— Stated problem —
What is the number of lines in the data holding the word "SINGING"? Give that number by itself.

— Figure data in JSON —
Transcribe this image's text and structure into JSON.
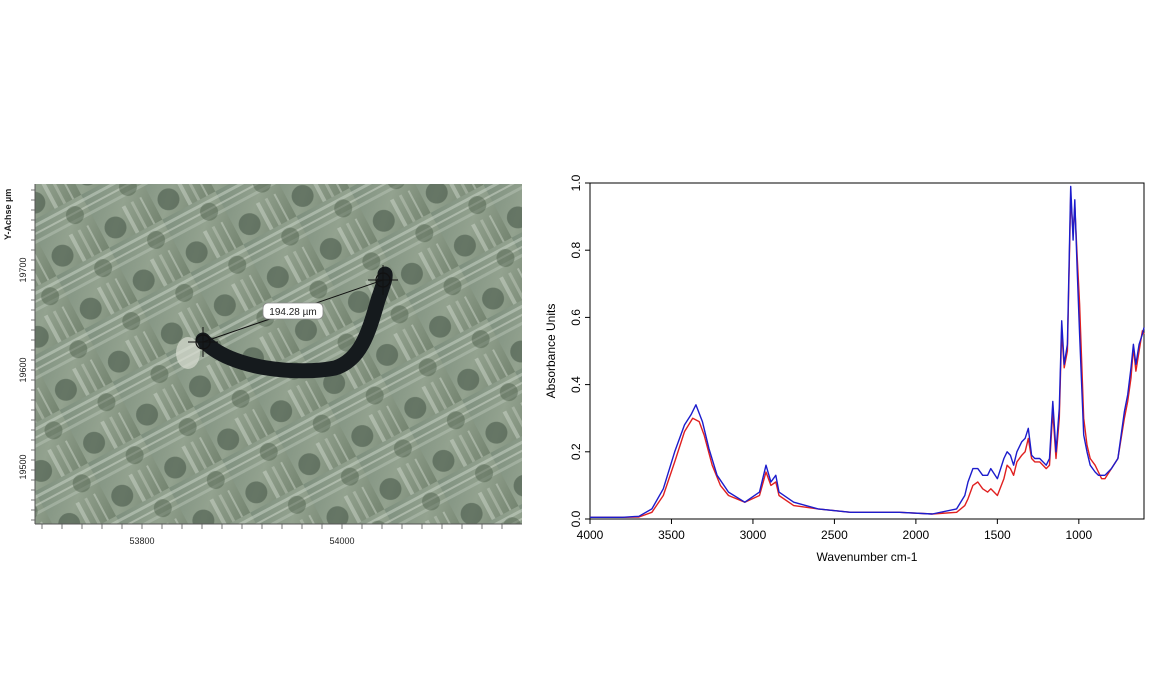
{
  "microscope": {
    "y_axis_label": "Y-Achse µm",
    "y_ticks": [
      19700,
      19600,
      19500
    ],
    "x_ticks": [
      53800,
      54000
    ],
    "measurement_label": "194.28 µm"
  },
  "chart_data": {
    "type": "line",
    "xlabel": "Wavenumber cm-1",
    "ylabel": "Absorbance Units",
    "xlim": [
      4000,
      600
    ],
    "ylim": [
      0,
      1.0
    ],
    "x_reversed": true,
    "x_ticks": [
      4000,
      3500,
      3000,
      2500,
      2000,
      1500,
      1000
    ],
    "y_ticks": [
      0.0,
      0.2,
      0.4,
      0.6,
      0.8,
      1.0
    ],
    "grid": false,
    "series": [
      {
        "color": "#e02020",
        "points": [
          [
            4000,
            0.005
          ],
          [
            3800,
            0.005
          ],
          [
            3700,
            0.006
          ],
          [
            3620,
            0.02
          ],
          [
            3550,
            0.07
          ],
          [
            3480,
            0.17
          ],
          [
            3420,
            0.26
          ],
          [
            3370,
            0.3
          ],
          [
            3330,
            0.29
          ],
          [
            3300,
            0.25
          ],
          [
            3250,
            0.16
          ],
          [
            3200,
            0.1
          ],
          [
            3150,
            0.07
          ],
          [
            3050,
            0.05
          ],
          [
            2960,
            0.07
          ],
          [
            2920,
            0.14
          ],
          [
            2890,
            0.1
          ],
          [
            2860,
            0.11
          ],
          [
            2840,
            0.07
          ],
          [
            2750,
            0.04
          ],
          [
            2600,
            0.03
          ],
          [
            2400,
            0.02
          ],
          [
            2100,
            0.02
          ],
          [
            1900,
            0.015
          ],
          [
            1750,
            0.02
          ],
          [
            1700,
            0.04
          ],
          [
            1680,
            0.06
          ],
          [
            1650,
            0.1
          ],
          [
            1620,
            0.11
          ],
          [
            1590,
            0.09
          ],
          [
            1560,
            0.08
          ],
          [
            1540,
            0.09
          ],
          [
            1500,
            0.07
          ],
          [
            1460,
            0.12
          ],
          [
            1440,
            0.16
          ],
          [
            1420,
            0.15
          ],
          [
            1400,
            0.13
          ],
          [
            1380,
            0.17
          ],
          [
            1350,
            0.19
          ],
          [
            1330,
            0.2
          ],
          [
            1310,
            0.24
          ],
          [
            1290,
            0.18
          ],
          [
            1270,
            0.17
          ],
          [
            1240,
            0.17
          ],
          [
            1200,
            0.15
          ],
          [
            1180,
            0.16
          ],
          [
            1160,
            0.32
          ],
          [
            1140,
            0.18
          ],
          [
            1120,
            0.3
          ],
          [
            1105,
            0.56
          ],
          [
            1090,
            0.45
          ],
          [
            1070,
            0.5
          ],
          [
            1050,
            0.96
          ],
          [
            1035,
            0.85
          ],
          [
            1025,
            0.93
          ],
          [
            1010,
            0.78
          ],
          [
            995,
            0.64
          ],
          [
            970,
            0.3
          ],
          [
            950,
            0.22
          ],
          [
            930,
            0.18
          ],
          [
            900,
            0.16
          ],
          [
            880,
            0.14
          ],
          [
            860,
            0.12
          ],
          [
            840,
            0.12
          ],
          [
            800,
            0.15
          ],
          [
            760,
            0.18
          ],
          [
            720,
            0.3
          ],
          [
            700,
            0.35
          ],
          [
            680,
            0.42
          ],
          [
            665,
            0.51
          ],
          [
            650,
            0.44
          ],
          [
            630,
            0.5
          ],
          [
            610,
            0.56
          ],
          [
            600,
            0.55
          ]
        ]
      },
      {
        "color": "#1c1ccc",
        "points": [
          [
            4000,
            0.005
          ],
          [
            3800,
            0.005
          ],
          [
            3700,
            0.008
          ],
          [
            3620,
            0.03
          ],
          [
            3550,
            0.09
          ],
          [
            3480,
            0.2
          ],
          [
            3420,
            0.28
          ],
          [
            3380,
            0.31
          ],
          [
            3350,
            0.34
          ],
          [
            3310,
            0.29
          ],
          [
            3270,
            0.21
          ],
          [
            3220,
            0.13
          ],
          [
            3150,
            0.08
          ],
          [
            3050,
            0.05
          ],
          [
            2960,
            0.08
          ],
          [
            2920,
            0.16
          ],
          [
            2890,
            0.11
          ],
          [
            2860,
            0.13
          ],
          [
            2840,
            0.08
          ],
          [
            2750,
            0.05
          ],
          [
            2600,
            0.03
          ],
          [
            2400,
            0.02
          ],
          [
            2100,
            0.02
          ],
          [
            1900,
            0.015
          ],
          [
            1750,
            0.03
          ],
          [
            1700,
            0.07
          ],
          [
            1680,
            0.11
          ],
          [
            1650,
            0.15
          ],
          [
            1620,
            0.15
          ],
          [
            1590,
            0.13
          ],
          [
            1560,
            0.13
          ],
          [
            1540,
            0.15
          ],
          [
            1500,
            0.12
          ],
          [
            1460,
            0.18
          ],
          [
            1440,
            0.2
          ],
          [
            1420,
            0.19
          ],
          [
            1400,
            0.16
          ],
          [
            1380,
            0.2
          ],
          [
            1350,
            0.23
          ],
          [
            1330,
            0.24
          ],
          [
            1310,
            0.27
          ],
          [
            1290,
            0.19
          ],
          [
            1270,
            0.18
          ],
          [
            1240,
            0.18
          ],
          [
            1200,
            0.16
          ],
          [
            1180,
            0.18
          ],
          [
            1160,
            0.35
          ],
          [
            1140,
            0.2
          ],
          [
            1120,
            0.33
          ],
          [
            1105,
            0.59
          ],
          [
            1090,
            0.46
          ],
          [
            1070,
            0.52
          ],
          [
            1050,
            0.99
          ],
          [
            1035,
            0.83
          ],
          [
            1025,
            0.95
          ],
          [
            1010,
            0.74
          ],
          [
            995,
            0.55
          ],
          [
            970,
            0.25
          ],
          [
            950,
            0.2
          ],
          [
            930,
            0.16
          ],
          [
            900,
            0.14
          ],
          [
            880,
            0.13
          ],
          [
            860,
            0.13
          ],
          [
            840,
            0.13
          ],
          [
            800,
            0.15
          ],
          [
            760,
            0.18
          ],
          [
            720,
            0.32
          ],
          [
            700,
            0.37
          ],
          [
            680,
            0.45
          ],
          [
            665,
            0.52
          ],
          [
            650,
            0.46
          ],
          [
            630,
            0.52
          ],
          [
            610,
            0.55
          ],
          [
            600,
            0.57
          ]
        ]
      }
    ]
  }
}
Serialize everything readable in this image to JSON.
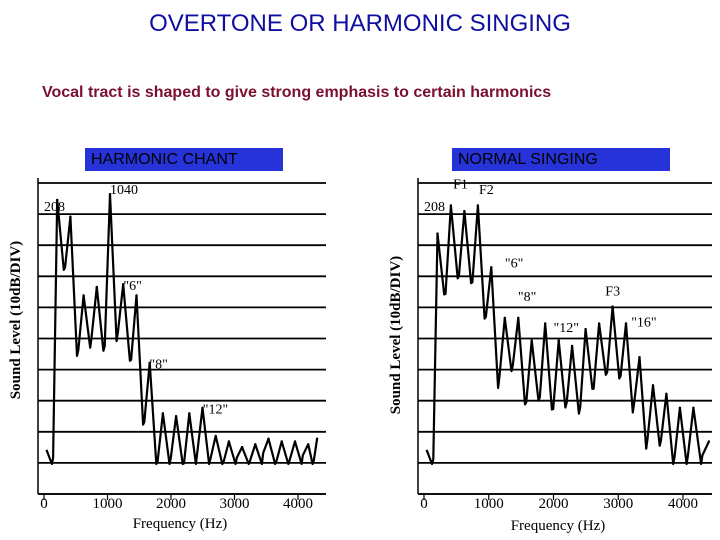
{
  "title": "OVERTONE OR HARMONIC SINGING",
  "subtitle": "Vocal tract is shaped to give strong emphasis to certain harmonics",
  "chart_data": [
    {
      "type": "line",
      "panel_label": "HARMONIC CHANT",
      "xlabel": "Frequency (Hz)",
      "ylabel": "Sound Level (10dB/DIV)",
      "xlim": [
        0,
        4400
      ],
      "x_ticks": [
        "0",
        "1000",
        "2000",
        "3000",
        "4000"
      ],
      "x_tick_values": [
        0,
        1000,
        2000,
        3000,
        4000
      ],
      "y_divisions": 10,
      "grid": true,
      "annotations": [
        {
          "text": "208",
          "x": 0,
          "y": 0.1
        },
        {
          "text": "1040",
          "x": 1040,
          "y": 0.04
        },
        {
          "text": "\"6\"",
          "x": 1250,
          "y": 0.38
        },
        {
          "text": "\"8\"",
          "x": 1660,
          "y": 0.66
        },
        {
          "text": "\"12\"",
          "x": 2500,
          "y": 0.82
        }
      ],
      "peaks": [
        {
          "x": 208,
          "y": 0.06
        },
        {
          "x": 416,
          "y": 0.12
        },
        {
          "x": 624,
          "y": 0.4
        },
        {
          "x": 832,
          "y": 0.37
        },
        {
          "x": 1040,
          "y": 0.04
        },
        {
          "x": 1248,
          "y": 0.36
        },
        {
          "x": 1456,
          "y": 0.4
        },
        {
          "x": 1664,
          "y": 0.64
        },
        {
          "x": 1872,
          "y": 0.82
        },
        {
          "x": 2080,
          "y": 0.83
        },
        {
          "x": 2288,
          "y": 0.82
        },
        {
          "x": 2496,
          "y": 0.8
        },
        {
          "x": 2704,
          "y": 0.9
        },
        {
          "x": 2912,
          "y": 0.92
        },
        {
          "x": 3120,
          "y": 0.94
        },
        {
          "x": 3328,
          "y": 0.93
        },
        {
          "x": 3536,
          "y": 0.91
        },
        {
          "x": 3744,
          "y": 0.92
        },
        {
          "x": 3952,
          "y": 0.92
        },
        {
          "x": 4160,
          "y": 0.93
        },
        {
          "x": 4300,
          "y": 0.91
        }
      ]
    },
    {
      "type": "line",
      "panel_label": "NORMAL SINGING",
      "xlabel": "Frequency (Hz)",
      "ylabel": "Sound Level (10dB/DIV)",
      "xlim": [
        0,
        4400
      ],
      "x_ticks": [
        "0",
        "1000",
        "2000",
        "3000",
        "4000"
      ],
      "x_tick_values": [
        0,
        1000,
        2000,
        3000,
        4000
      ],
      "y_divisions": 10,
      "grid": true,
      "annotations": [
        {
          "text": "208",
          "x": 0,
          "y": 0.1
        },
        {
          "text": "F1",
          "x": 450,
          "y": 0.02
        },
        {
          "text": "F2",
          "x": 850,
          "y": 0.04
        },
        {
          "text": "\"6\"",
          "x": 1250,
          "y": 0.3
        },
        {
          "text": "\"8\"",
          "x": 1450,
          "y": 0.42
        },
        {
          "text": "F3",
          "x": 2800,
          "y": 0.4
        },
        {
          "text": "\"12\"",
          "x": 2000,
          "y": 0.53
        },
        {
          "text": "\"16\"",
          "x": 3200,
          "y": 0.51
        }
      ],
      "peaks": [
        {
          "x": 208,
          "y": 0.18
        },
        {
          "x": 416,
          "y": 0.08
        },
        {
          "x": 624,
          "y": 0.1
        },
        {
          "x": 832,
          "y": 0.08
        },
        {
          "x": 1040,
          "y": 0.3
        },
        {
          "x": 1248,
          "y": 0.48
        },
        {
          "x": 1456,
          "y": 0.48
        },
        {
          "x": 1664,
          "y": 0.56
        },
        {
          "x": 1872,
          "y": 0.5
        },
        {
          "x": 2080,
          "y": 0.56
        },
        {
          "x": 2288,
          "y": 0.58
        },
        {
          "x": 2496,
          "y": 0.52
        },
        {
          "x": 2704,
          "y": 0.5
        },
        {
          "x": 2912,
          "y": 0.44
        },
        {
          "x": 3120,
          "y": 0.5
        },
        {
          "x": 3328,
          "y": 0.62
        },
        {
          "x": 3536,
          "y": 0.72
        },
        {
          "x": 3744,
          "y": 0.75
        },
        {
          "x": 3952,
          "y": 0.8
        },
        {
          "x": 4160,
          "y": 0.8
        },
        {
          "x": 4400,
          "y": 0.92
        }
      ]
    }
  ]
}
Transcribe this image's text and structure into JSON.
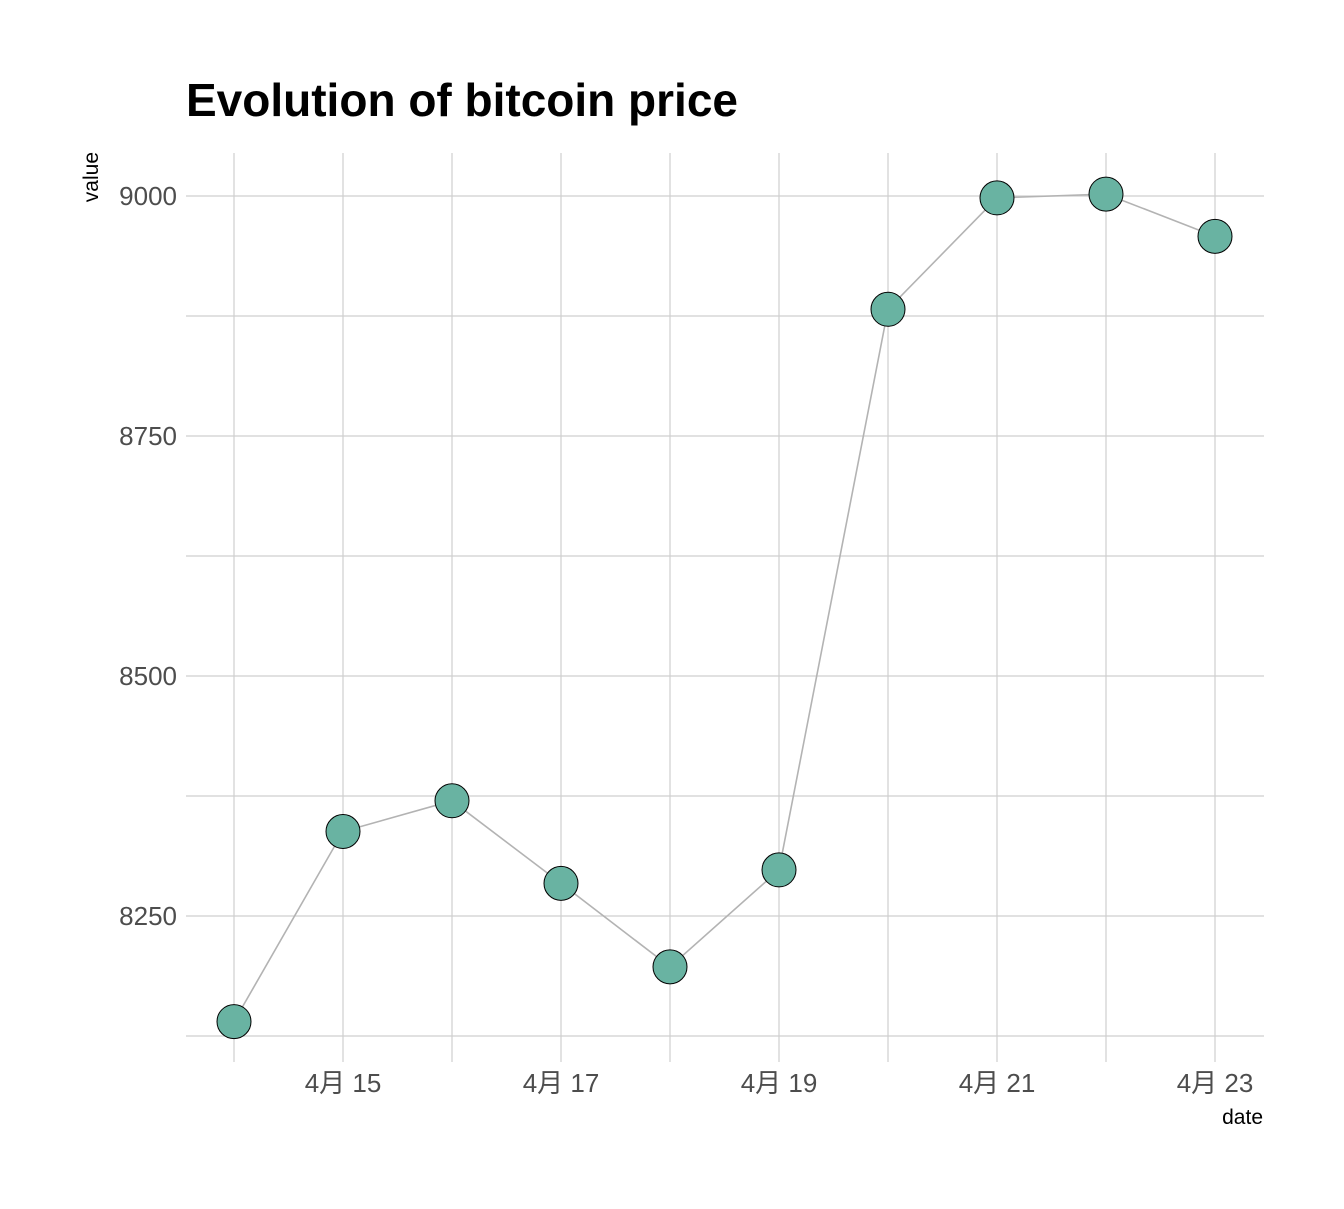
{
  "chart_data": {
    "type": "line",
    "title": "Evolution of bitcoin price",
    "xlabel": "date",
    "ylabel": "value",
    "x": [
      "2018-04-14",
      "2018-04-15",
      "2018-04-16",
      "2018-04-17",
      "2018-04-18",
      "2018-04-19",
      "2018-04-20",
      "2018-04-21",
      "2018-04-22",
      "2018-04-23"
    ],
    "series": [
      {
        "values": [
          8140,
          8338,
          8370,
          8284,
          8197,
          8298,
          8882,
          8998,
          9002,
          8958
        ]
      }
    ],
    "x_ticks": [
      "4月 15",
      "4月 17",
      "4月 19",
      "4月 21",
      "4月 23"
    ],
    "y_ticks": [
      "8250",
      "8500",
      "8750",
      "9000"
    ],
    "ylim": [
      8125,
      9045
    ],
    "grid": true,
    "legend": "none",
    "colors": {
      "line": "#b3b3b3",
      "point_fill": "#69b3a2",
      "point_stroke": "#000000",
      "grid": "#cfcfcf"
    }
  }
}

— Reply to the exercise —
2